Please answer from the forum excerpt: what does each entry in the vector represent?
---------- SELECTED EXTRACT ----------
That's why I posted it. I don't generally make functions with that high
a complexity and so I was wondering if someone could make some
suggestions on the logic to see if the complexity can be reduced.

As far as what it's supposed to do... It is supposed to pass all the
tests that were included. I.E., proper execution will exit normally, if
an assert fires, then there is a problem. (Note, due to Alf's helpful
critique I have modified one of the tests and added another.)
If you're trying to break up text into lines, I don't really
understand the output; what is each entry in the vector (since the
entries themselves have line breaks)?

Each entry in the vector is a page.
Without a specification of what the function is supposed to do, you
can't begin to write it, write a test for it, or ask anyone to
review it.
---------- DATA EXCERPTS ----------
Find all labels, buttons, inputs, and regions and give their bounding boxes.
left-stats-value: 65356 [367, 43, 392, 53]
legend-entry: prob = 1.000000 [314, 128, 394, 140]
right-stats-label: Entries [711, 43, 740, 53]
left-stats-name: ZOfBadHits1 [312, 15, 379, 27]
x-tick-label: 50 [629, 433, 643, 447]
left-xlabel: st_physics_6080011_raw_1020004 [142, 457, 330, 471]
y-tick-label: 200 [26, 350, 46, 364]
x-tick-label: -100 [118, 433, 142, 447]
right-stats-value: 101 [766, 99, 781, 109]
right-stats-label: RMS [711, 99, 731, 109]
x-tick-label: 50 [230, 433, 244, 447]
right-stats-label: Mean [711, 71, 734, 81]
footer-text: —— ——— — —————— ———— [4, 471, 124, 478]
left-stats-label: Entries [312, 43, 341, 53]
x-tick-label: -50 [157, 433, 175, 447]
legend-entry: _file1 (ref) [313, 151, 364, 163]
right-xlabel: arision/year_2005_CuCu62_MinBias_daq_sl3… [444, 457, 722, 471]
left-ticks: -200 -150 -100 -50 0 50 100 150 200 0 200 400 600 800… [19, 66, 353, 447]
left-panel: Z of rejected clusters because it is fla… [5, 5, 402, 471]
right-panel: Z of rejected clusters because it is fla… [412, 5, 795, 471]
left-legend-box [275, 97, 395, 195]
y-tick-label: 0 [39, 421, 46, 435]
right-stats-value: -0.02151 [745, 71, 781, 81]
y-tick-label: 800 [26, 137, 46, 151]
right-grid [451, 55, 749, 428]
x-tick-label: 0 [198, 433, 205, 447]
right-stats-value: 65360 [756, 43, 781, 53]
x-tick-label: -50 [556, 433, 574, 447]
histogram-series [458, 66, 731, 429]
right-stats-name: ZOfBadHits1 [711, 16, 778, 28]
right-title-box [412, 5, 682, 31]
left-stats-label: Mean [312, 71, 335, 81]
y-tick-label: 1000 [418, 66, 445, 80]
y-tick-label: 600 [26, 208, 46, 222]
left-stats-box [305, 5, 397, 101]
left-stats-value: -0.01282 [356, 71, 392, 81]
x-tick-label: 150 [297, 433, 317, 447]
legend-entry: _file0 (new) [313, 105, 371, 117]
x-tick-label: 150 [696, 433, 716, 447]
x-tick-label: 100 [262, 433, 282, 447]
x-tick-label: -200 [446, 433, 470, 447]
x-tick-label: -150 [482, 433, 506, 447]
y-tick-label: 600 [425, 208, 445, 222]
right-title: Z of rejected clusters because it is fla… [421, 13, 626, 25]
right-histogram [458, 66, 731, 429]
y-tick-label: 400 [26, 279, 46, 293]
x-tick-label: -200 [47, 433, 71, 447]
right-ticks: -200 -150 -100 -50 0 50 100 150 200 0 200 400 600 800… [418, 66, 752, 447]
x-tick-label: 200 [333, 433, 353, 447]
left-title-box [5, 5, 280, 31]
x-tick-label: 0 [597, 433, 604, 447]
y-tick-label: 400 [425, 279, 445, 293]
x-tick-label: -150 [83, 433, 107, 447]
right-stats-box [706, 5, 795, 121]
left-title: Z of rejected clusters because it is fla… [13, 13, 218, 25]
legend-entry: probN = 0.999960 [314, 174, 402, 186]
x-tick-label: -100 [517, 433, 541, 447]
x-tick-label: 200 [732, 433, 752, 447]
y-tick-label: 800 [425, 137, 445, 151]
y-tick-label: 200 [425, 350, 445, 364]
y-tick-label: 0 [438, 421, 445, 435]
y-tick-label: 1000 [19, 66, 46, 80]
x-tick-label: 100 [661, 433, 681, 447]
----------
» THE SOLUTION:
Each entry in the vector is a page.